# WORK TO COMPLETE
Images must not appear in your copy; reproduce every other part of the records exactly.

--- SOURCE MATERIAL ---

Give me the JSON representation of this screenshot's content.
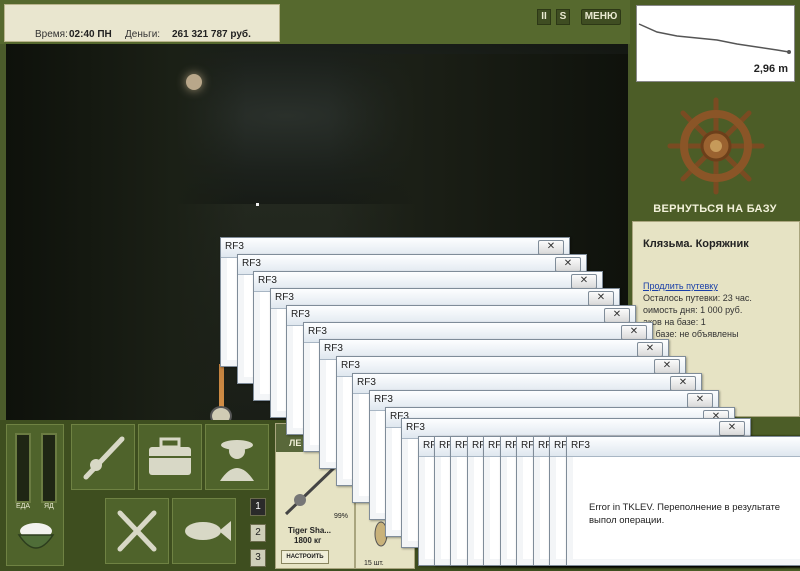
{
  "status": {
    "time_label": "Время:",
    "time_value": "02:40 ПН",
    "money_label": "Деньги:",
    "money_value": "261 321 787 руб."
  },
  "top_buttons": {
    "pause": "II",
    "s": "S",
    "menu": "МЕНЮ"
  },
  "depth": {
    "value": "2,96 m"
  },
  "right": {
    "return_label": "ВЕРНУТЬСЯ НА БАЗУ"
  },
  "info": {
    "location": "Клязьма. Коряжник",
    "extend_link": "Продлить путевку",
    "lines": [
      "Осталось путевки: 23 час.",
      "оимость дня: 1 000 руб.",
      "аков на базе: 1",
      "на базе: не объявлены"
    ]
  },
  "meters": {
    "food_label": "ЕДА",
    "poison_label": "ЯД"
  },
  "pages": [
    "1",
    "2",
    "3"
  ],
  "tackle": {
    "header": "ЛЕ",
    "name": "Tiger Sha...",
    "weight": "1800 кг",
    "condition": "99%",
    "setup_label": "НАСТРОИТЬ"
  },
  "bait": {
    "count": "15 шт."
  },
  "dialog": {
    "title": "RF3",
    "close_glyph": "✕",
    "message": "Error in TKLEV. Переполнение в результате выпол операции."
  }
}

---

# RESULT OF THIS EXERCISE
Give me the JSON representation of this screenshot's content.
{
  "status": {
    "time_label": "Время:",
    "time_value": "02:40 ПН",
    "money_label": "Деньги:",
    "money_value": "261 321 787 руб."
  },
  "top_buttons": {
    "pause": "II",
    "s": "S",
    "menu": "МЕНЮ"
  },
  "depth": {
    "value": "2,96 m"
  },
  "right": {
    "return_label": "ВЕРНУТЬСЯ НА БАЗУ"
  },
  "info": {
    "location": "Клязьма. Коряжник",
    "extend_link": "Продлить путевку",
    "lines": [
      "Осталось путевки: 23 час.",
      "оимость дня: 1 000 руб.",
      "аков на базе: 1",
      "на базе: не объявлены"
    ]
  },
  "meters": {
    "food_label": "ЕДА",
    "poison_label": "ЯД"
  },
  "pages": [
    "1",
    "2",
    "3"
  ],
  "tackle": {
    "header": "ЛЕ",
    "name": "Tiger Sha...",
    "weight": "1800 кг",
    "condition": "99%",
    "setup_label": "НАСТРОИТЬ"
  },
  "bait": {
    "count": "15 шт."
  },
  "dialog": {
    "title": "RF3",
    "close_glyph": "✕",
    "message": "Error in TKLEV. Переполнение в результате выпол операции."
  }
}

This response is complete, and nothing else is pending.